Only lines containing the word "Technology" belong in the answer; copy each one from the records.

━━ INFORMATION

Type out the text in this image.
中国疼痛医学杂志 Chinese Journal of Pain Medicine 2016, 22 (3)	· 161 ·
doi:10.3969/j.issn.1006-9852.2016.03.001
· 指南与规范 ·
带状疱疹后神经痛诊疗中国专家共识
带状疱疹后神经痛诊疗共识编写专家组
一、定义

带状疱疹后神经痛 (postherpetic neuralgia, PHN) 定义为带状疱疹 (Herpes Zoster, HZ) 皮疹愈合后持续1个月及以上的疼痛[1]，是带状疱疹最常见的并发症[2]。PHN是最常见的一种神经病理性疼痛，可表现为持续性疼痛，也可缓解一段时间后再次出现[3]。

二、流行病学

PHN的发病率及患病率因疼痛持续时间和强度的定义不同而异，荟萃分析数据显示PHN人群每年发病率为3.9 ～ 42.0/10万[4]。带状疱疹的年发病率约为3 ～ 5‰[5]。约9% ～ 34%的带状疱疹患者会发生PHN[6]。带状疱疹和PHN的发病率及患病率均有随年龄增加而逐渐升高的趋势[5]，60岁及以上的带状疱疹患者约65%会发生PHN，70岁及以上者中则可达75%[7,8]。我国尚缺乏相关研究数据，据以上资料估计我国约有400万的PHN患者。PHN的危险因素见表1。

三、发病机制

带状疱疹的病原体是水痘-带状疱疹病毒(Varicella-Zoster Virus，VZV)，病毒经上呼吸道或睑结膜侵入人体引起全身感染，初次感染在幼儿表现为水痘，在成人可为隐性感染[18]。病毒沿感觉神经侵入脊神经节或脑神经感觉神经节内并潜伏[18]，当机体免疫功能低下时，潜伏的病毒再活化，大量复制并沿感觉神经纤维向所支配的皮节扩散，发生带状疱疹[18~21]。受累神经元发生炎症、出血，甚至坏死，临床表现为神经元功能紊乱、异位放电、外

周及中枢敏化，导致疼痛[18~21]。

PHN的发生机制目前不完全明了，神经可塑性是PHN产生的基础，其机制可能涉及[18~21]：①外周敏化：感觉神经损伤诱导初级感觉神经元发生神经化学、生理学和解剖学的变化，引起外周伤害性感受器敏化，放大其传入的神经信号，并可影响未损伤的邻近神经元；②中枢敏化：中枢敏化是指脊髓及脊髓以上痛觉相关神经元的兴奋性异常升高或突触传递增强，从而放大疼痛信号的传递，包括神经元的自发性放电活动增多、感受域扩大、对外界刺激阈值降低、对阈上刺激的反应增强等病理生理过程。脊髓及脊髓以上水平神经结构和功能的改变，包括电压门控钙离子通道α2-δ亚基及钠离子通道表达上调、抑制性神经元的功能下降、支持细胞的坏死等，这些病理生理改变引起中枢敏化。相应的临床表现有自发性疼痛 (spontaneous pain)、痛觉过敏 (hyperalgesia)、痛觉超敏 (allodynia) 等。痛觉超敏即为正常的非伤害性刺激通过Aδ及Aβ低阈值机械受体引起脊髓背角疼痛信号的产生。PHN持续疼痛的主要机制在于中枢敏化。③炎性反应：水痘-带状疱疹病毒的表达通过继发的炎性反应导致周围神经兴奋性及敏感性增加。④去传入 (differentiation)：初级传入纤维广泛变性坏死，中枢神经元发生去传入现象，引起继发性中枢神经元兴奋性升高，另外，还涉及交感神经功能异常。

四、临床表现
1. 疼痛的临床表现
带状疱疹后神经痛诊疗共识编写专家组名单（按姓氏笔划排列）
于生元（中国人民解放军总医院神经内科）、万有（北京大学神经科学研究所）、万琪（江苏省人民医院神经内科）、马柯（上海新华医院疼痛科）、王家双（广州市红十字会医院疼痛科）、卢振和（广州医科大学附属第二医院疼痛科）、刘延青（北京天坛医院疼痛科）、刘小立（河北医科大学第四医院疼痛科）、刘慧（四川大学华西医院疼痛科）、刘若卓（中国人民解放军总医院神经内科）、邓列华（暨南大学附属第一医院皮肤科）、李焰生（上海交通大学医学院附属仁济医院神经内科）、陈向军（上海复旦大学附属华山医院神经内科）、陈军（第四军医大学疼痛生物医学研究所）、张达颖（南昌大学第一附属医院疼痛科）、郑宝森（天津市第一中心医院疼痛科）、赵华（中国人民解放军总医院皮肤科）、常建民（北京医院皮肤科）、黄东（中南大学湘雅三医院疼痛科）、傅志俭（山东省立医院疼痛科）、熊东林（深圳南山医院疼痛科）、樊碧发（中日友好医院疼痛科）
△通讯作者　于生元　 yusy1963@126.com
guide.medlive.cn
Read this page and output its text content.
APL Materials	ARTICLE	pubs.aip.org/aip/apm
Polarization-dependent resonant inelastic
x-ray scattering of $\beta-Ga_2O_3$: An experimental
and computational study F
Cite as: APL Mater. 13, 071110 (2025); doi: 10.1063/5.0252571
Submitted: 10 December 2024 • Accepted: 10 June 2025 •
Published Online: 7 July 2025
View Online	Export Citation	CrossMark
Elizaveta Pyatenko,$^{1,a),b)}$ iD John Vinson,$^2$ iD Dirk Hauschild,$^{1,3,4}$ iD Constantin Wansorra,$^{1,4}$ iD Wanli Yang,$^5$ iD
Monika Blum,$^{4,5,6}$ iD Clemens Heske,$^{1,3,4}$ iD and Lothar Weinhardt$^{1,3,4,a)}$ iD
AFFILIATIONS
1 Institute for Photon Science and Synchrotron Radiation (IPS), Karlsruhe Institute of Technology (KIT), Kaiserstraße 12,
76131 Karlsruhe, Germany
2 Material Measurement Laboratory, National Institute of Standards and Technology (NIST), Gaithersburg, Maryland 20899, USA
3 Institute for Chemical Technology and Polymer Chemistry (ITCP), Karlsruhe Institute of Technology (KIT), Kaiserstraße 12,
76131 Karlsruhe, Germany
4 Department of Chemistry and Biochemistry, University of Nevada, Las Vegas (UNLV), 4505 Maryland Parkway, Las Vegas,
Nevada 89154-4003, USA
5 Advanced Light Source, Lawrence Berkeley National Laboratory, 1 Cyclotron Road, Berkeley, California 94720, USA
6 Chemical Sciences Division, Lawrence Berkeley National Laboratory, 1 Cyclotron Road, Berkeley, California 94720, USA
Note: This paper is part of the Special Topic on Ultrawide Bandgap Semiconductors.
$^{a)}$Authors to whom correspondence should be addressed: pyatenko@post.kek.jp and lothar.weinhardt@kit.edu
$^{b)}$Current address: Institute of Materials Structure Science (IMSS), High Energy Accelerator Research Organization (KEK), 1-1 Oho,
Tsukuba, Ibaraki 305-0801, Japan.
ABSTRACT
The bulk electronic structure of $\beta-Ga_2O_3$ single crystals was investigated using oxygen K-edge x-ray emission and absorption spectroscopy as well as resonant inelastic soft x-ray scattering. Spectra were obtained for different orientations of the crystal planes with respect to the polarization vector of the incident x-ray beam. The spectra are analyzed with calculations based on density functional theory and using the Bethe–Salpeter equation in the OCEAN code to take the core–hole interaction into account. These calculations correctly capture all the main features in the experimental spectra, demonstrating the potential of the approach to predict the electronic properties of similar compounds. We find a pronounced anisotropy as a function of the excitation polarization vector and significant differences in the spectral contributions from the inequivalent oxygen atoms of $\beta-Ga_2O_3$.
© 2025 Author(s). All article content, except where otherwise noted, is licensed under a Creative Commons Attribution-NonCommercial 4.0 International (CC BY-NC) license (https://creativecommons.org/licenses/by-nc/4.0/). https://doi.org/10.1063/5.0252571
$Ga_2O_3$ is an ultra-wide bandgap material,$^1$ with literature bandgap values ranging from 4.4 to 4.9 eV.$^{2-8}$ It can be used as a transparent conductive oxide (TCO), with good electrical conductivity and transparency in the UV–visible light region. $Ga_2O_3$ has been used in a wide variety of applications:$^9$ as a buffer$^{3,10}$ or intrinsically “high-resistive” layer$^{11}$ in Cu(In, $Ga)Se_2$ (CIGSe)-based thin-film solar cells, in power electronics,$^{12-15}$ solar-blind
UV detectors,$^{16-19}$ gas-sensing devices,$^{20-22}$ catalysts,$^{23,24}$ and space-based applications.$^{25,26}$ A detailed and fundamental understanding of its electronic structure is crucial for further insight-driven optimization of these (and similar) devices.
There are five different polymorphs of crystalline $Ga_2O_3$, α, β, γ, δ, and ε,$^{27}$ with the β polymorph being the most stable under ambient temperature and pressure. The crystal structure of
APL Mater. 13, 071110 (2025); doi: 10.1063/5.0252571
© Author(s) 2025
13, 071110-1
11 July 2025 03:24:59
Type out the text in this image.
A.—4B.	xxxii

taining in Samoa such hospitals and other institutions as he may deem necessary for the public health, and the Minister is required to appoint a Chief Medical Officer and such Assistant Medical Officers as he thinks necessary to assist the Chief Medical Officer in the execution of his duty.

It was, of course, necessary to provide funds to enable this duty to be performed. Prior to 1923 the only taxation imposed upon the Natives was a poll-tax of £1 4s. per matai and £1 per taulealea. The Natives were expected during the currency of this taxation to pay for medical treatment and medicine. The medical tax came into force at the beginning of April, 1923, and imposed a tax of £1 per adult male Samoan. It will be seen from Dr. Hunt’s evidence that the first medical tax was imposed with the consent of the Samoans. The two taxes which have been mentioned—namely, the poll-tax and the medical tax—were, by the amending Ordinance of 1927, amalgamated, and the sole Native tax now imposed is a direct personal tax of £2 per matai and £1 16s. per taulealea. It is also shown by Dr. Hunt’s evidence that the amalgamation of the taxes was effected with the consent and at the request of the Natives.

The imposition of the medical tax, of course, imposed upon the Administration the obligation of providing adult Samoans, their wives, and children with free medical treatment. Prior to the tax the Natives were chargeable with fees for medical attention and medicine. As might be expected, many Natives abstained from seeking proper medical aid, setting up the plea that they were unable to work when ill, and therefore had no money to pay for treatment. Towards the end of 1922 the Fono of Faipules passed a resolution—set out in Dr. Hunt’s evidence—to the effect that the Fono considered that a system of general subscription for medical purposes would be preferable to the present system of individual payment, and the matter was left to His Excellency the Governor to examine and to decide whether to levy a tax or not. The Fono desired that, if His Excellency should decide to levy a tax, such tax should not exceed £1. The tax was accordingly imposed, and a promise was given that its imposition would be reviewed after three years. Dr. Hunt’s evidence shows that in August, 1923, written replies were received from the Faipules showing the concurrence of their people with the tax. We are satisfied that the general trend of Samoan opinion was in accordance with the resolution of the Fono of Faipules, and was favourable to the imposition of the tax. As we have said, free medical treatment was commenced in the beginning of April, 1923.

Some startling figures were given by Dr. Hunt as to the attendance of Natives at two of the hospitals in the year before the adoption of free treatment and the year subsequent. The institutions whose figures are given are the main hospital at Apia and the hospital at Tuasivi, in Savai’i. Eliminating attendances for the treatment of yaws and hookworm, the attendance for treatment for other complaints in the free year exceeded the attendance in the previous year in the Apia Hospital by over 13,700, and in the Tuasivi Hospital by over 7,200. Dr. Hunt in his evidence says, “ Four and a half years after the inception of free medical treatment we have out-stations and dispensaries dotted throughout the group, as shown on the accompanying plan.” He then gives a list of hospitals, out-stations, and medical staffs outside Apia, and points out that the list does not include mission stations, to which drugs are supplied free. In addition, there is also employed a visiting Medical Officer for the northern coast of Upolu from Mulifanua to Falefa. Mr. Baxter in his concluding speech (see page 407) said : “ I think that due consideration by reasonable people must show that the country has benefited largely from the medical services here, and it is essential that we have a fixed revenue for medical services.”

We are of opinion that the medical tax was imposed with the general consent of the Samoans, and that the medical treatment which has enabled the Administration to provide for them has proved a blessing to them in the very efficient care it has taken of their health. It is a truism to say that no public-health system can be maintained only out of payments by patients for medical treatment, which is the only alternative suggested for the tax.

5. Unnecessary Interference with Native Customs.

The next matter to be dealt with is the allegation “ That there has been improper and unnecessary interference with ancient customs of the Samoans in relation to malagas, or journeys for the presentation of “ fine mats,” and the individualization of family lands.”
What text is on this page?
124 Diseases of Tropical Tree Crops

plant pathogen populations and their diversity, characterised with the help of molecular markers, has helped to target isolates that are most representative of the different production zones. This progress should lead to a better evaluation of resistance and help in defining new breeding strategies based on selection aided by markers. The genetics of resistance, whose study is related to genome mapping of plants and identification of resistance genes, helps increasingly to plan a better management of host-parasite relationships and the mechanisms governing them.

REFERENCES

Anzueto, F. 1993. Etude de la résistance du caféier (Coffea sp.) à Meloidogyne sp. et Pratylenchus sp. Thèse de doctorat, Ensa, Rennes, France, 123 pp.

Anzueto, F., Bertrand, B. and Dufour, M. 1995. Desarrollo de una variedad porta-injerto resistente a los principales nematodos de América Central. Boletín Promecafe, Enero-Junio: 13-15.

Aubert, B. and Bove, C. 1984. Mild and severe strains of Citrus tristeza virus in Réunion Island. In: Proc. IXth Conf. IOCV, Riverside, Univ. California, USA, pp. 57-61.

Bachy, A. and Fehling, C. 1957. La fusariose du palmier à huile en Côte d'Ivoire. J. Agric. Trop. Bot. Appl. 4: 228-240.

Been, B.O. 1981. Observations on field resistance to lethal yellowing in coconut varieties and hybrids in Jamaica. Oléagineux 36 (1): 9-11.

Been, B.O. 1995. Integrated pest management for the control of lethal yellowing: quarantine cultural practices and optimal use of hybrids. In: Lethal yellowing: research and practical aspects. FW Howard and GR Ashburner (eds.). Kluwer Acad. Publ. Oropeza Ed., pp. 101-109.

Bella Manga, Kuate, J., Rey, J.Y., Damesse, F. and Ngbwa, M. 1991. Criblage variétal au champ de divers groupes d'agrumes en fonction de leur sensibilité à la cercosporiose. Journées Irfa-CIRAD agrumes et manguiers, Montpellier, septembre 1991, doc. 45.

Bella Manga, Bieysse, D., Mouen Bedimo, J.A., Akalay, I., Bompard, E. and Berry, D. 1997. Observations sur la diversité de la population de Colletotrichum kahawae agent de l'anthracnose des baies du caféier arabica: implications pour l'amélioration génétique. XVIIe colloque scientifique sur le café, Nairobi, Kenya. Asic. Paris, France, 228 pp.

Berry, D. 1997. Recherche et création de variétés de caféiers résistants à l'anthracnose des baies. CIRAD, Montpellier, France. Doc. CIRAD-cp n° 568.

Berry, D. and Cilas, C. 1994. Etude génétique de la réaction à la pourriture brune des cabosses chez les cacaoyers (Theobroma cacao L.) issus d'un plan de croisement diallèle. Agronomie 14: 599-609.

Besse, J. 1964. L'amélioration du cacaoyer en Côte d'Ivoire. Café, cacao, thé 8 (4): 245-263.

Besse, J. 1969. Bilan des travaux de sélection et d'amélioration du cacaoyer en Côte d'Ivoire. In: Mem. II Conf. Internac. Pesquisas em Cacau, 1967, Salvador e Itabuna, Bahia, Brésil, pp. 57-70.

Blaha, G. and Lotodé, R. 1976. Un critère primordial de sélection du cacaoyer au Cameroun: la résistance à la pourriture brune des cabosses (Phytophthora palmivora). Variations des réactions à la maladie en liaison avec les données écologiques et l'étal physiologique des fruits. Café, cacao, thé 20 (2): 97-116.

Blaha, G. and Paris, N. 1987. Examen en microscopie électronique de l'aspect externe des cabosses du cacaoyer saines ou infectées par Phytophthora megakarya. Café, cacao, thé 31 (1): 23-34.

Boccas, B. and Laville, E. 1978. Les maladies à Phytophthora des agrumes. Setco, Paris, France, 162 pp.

━━━━

*ANSWER:*
1 Institute for Photon Science and Synchrotron Radiation (IPS), Karlsruhe Institute of Technology (KIT), Kaiserstraße 12,
2 Material Measurement Laboratory, National Institute of Standards and Technology (NIST), Gaithersburg, Maryland 20899, USA
3 Institute for Chemical Technology and Polymer Chemistry (ITCP), Karlsruhe Institute of Technology (KIT), Kaiserstraße 12,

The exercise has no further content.